EXERCISE DATA
§ §

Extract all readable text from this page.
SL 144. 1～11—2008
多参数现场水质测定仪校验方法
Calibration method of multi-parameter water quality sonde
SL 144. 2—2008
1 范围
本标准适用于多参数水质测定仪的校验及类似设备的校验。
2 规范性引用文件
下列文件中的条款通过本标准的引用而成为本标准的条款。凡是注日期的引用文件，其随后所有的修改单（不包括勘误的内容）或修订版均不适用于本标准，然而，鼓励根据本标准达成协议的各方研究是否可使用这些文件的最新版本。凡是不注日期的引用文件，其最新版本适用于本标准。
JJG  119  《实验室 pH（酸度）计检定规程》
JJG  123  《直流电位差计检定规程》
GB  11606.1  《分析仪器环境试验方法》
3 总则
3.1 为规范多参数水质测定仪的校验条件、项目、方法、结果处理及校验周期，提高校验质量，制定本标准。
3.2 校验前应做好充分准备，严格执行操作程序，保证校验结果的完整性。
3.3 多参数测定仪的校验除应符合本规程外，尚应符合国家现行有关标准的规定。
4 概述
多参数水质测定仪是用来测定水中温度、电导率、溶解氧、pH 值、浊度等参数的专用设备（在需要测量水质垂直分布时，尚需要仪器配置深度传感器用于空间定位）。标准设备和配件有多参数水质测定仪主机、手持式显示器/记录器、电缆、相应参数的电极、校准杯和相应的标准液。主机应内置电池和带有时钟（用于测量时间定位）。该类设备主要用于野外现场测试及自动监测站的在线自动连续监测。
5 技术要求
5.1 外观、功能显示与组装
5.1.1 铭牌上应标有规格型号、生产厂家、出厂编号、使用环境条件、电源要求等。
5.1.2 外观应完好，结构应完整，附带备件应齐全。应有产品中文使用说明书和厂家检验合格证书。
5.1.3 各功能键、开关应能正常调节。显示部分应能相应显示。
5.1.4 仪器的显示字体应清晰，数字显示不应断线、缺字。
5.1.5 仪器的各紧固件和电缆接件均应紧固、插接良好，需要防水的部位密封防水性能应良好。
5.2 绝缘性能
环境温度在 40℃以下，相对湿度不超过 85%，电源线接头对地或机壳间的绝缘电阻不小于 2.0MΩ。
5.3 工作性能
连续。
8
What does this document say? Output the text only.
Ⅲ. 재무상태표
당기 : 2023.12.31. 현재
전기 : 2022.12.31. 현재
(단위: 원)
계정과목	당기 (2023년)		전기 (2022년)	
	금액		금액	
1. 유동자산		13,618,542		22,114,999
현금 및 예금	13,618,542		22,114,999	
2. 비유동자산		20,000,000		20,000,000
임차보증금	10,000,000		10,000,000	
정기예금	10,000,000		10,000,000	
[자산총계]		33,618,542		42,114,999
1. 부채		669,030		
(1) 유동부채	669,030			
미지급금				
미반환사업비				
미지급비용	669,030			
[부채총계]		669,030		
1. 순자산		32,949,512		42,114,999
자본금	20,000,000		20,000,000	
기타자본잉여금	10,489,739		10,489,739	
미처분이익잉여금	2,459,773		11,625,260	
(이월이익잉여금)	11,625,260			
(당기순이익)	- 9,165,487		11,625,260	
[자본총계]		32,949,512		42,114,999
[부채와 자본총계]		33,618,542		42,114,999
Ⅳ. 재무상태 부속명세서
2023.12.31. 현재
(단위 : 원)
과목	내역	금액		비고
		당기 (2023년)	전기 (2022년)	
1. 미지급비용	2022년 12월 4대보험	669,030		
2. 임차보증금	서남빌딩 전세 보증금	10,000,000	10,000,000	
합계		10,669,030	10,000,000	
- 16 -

§ §

EXERCISE PROMPT
Print every record above exactly as written.

RESPONSE
Extract all readable text from this page.
SL 144. 1～11—2008
多参数现场水质测定仪校验方法
Calibration method of multi-parameter water quality sonde
SL 144. 2—2008
1 范围
本标准适用于多参数水质测定仪的校验及类似设备的校验。
2 规范性引用文件
下列文件中的条款通过本标准的引用而成为本标准的条款。凡是注日期的引用文件，其随后所有的修改单（不包括勘误的内容）或修订版均不适用于本标准，然而，鼓励根据本标准达成协议的各方研究是否可使用这些文件的最新版本。凡是不注日期的引用文件，其最新版本适用于本标准。
JJG  119  《实验室 pH（酸度）计检定规程》
JJG  123  《直流电位差计检定规程》
GB  11606.1  《分析仪器环境试验方法》
3 总则
3.1 为规范多参数水质测定仪的校验条件、项目、方法、结果处理及校验周期，提高校验质量，制定本标准。
3.2 校验前应做好充分准备，严格执行操作程序，保证校验结果的完整性。
3.3 多参数测定仪的校验除应符合本规程外，尚应符合国家现行有关标准的规定。
4 概述
多参数水质测定仪是用来测定水中温度、电导率、溶解氧、pH 值、浊度等参数的专用设备（在需要测量水质垂直分布时，尚需要仪器配置深度传感器用于空间定位）。标准设备和配件有多参数水质测定仪主机、手持式显示器/记录器、电缆、相应参数的电极、校准杯和相应的标准液。主机应内置电池和带有时钟（用于测量时间定位）。该类设备主要用于野外现场测试及自动监测站的在线自动连续监测。
5 技术要求
5.1 外观、功能显示与组装
5.1.1 铭牌上应标有规格型号、生产厂家、出厂编号、使用环境条件、电源要求等。
5.1.2 外观应完好，结构应完整，附带备件应齐全。应有产品中文使用说明书和厂家检验合格证书。
5.1.3 各功能键、开关应能正常调节。显示部分应能相应显示。
5.1.4 仪器的显示字体应清晰，数字显示不应断线、缺字。
5.1.5 仪器的各紧固件和电缆接件均应紧固、插接良好，需要防水的部位密封防水性能应良好。
5.2 绝缘性能
环境温度在 40℃以下，相对湿度不超过 85%，电源线接头对地或机壳间的绝缘电阻不小于 2.0MΩ。
5.3 工作性能
连续。
8
What does this document say? Output the text only.
Ⅲ. 재무상태표
당기 : 2023.12.31. 현재
전기 : 2022.12.31. 현재
(단위: 원)
계정과목	당기 (2023년)		전기 (2022년)	
	금액		금액	
1. 유동자산		13,618,542		22,114,999
현금 및 예금	13,618,542		22,114,999	
2. 비유동자산		20,000,000		20,000,000
임차보증금	10,000,000		10,000,000	
정기예금	10,000,000		10,000,000	
[자산총계]		33,618,542		42,114,999
1. 부채		669,030		
(1) 유동부채	669,030			
미지급금				
미반환사업비				
미지급비용	669,030			
[부채총계]		669,030		
1. 순자산		32,949,512		42,114,999
자본금	20,000,000		20,000,000	
기타자본잉여금	10,489,739		10,489,739	
미처분이익잉여금	2,459,773		11,625,260	
(이월이익잉여금)	11,625,260			
(당기순이익)	- 9,165,487		11,625,260	
[자본총계]		32,949,512		42,114,999
[부채와 자본총계]		33,618,542		42,114,999
Ⅳ. 재무상태 부속명세서
2023.12.31. 현재
(단위 : 원)
과목	내역	금액		비고
		당기 (2023년)	전기 (2022년)	
1. 미지급비용	2022년 12월 4대보험	669,030		
2. 임차보증금	서남빌딩 전세 보증금	10,000,000	10,000,000	
합계		10,669,030	10,000,000	
- 16 -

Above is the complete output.